## GOAL
Each record is to be transcribed exactly.

--- begin ---

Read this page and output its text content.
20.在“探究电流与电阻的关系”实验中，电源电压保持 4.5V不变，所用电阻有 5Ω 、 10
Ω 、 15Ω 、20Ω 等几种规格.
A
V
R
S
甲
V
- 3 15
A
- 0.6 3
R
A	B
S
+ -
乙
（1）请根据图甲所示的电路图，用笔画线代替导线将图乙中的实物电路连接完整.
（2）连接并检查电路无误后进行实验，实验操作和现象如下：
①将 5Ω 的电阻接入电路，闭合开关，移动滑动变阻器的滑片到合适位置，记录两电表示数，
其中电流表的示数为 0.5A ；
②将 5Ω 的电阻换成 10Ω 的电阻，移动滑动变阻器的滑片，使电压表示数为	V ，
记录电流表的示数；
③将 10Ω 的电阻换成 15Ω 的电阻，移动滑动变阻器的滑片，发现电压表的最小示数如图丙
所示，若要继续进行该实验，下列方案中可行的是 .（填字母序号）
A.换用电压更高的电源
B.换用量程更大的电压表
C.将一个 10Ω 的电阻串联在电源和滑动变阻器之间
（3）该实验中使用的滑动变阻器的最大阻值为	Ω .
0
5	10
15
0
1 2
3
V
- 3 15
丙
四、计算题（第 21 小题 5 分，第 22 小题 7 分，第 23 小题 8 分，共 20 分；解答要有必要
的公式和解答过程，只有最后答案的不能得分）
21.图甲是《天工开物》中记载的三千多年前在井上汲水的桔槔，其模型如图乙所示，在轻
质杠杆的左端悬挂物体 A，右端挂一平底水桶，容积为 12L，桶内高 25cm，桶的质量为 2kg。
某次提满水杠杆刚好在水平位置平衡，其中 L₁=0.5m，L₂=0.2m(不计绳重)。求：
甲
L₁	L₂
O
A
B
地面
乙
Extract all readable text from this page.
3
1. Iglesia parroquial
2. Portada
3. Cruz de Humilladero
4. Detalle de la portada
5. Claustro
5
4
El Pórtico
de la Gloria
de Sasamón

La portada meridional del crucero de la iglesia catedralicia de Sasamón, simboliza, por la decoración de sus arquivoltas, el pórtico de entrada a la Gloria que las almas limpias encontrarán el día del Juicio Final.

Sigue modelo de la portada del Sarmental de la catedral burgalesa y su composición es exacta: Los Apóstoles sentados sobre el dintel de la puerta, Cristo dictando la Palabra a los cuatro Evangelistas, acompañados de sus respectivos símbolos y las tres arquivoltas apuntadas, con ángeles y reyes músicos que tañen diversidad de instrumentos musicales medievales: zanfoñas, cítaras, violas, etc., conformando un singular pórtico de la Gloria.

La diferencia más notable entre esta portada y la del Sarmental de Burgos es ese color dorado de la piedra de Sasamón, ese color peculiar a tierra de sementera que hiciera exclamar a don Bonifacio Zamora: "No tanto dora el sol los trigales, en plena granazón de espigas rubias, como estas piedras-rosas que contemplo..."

--- end ---

## OUTPUT BELOW
Read this page and output its text content.
20.在“探究电流与电阻的关系”实验中，电源电压保持 4.5V不变，所用电阻有 5Ω 、 10
Ω 、 15Ω 、20Ω 等几种规格.
A
V
R
S
甲
V
- 3 15
A
- 0.6 3
R
A	B
S
+ -
乙
（1）请根据图甲所示的电路图，用笔画线代替导线将图乙中的实物电路连接完整.
（2）连接并检查电路无误后进行实验，实验操作和现象如下：
①将 5Ω 的电阻接入电路，闭合开关，移动滑动变阻器的滑片到合适位置，记录两电表示数，
其中电流表的示数为 0.5A ；
②将 5Ω 的电阻换成 10Ω 的电阻，移动滑动变阻器的滑片，使电压表示数为	V ，
记录电流表的示数；
③将 10Ω 的电阻换成 15Ω 的电阻，移动滑动变阻器的滑片，发现电压表的最小示数如图丙
所示，若要继续进行该实验，下列方案中可行的是 .（填字母序号）
A.换用电压更高的电源
B.换用量程更大的电压表
C.将一个 10Ω 的电阻串联在电源和滑动变阻器之间
（3）该实验中使用的滑动变阻器的最大阻值为	Ω .
0
5	10
15
0
1 2
3
V
- 3 15
丙
四、计算题（第 21 小题 5 分，第 22 小题 7 分，第 23 小题 8 分，共 20 分；解答要有必要
的公式和解答过程，只有最后答案的不能得分）
21.图甲是《天工开物》中记载的三千多年前在井上汲水的桔槔，其模型如图乙所示，在轻
质杠杆的左端悬挂物体 A，右端挂一平底水桶，容积为 12L，桶内高 25cm，桶的质量为 2kg。
某次提满水杠杆刚好在水平位置平衡，其中 L₁=0.5m，L₂=0.2m(不计绳重)。求：
甲
L₁	L₂
O
A
B
地面
乙
Extract all readable text from this page.
3
1. Iglesia parroquial
2. Portada
3. Cruz de Humilladero
4. Detalle de la portada
5. Claustro
5
4
El Pórtico
de la Gloria
de Sasamón

La portada meridional del crucero de la iglesia catedralicia de Sasamón, simboliza, por la decoración de sus arquivoltas, el pórtico de entrada a la Gloria que las almas limpias encontrarán el día del Juicio Final.

Sigue modelo de la portada del Sarmental de la catedral burgalesa y su composición es exacta: Los Apóstoles sentados sobre el dintel de la puerta, Cristo dictando la Palabra a los cuatro Evangelistas, acompañados de sus respectivos símbolos y las tres arquivoltas apuntadas, con ángeles y reyes músicos que tañen diversidad de instrumentos musicales medievales: zanfoñas, cítaras, violas, etc., conformando un singular pórtico de la Gloria.

La diferencia más notable entre esta portada y la del Sarmental de Burgos es ese color dorado de la piedra de Sasamón, ese color peculiar a tierra de sementera que hiciera exclamar a don Bonifacio Zamora: "No tanto dora el sol los trigales, en plena granazón de espigas rubias, como estas piedras-rosas que contemplo..."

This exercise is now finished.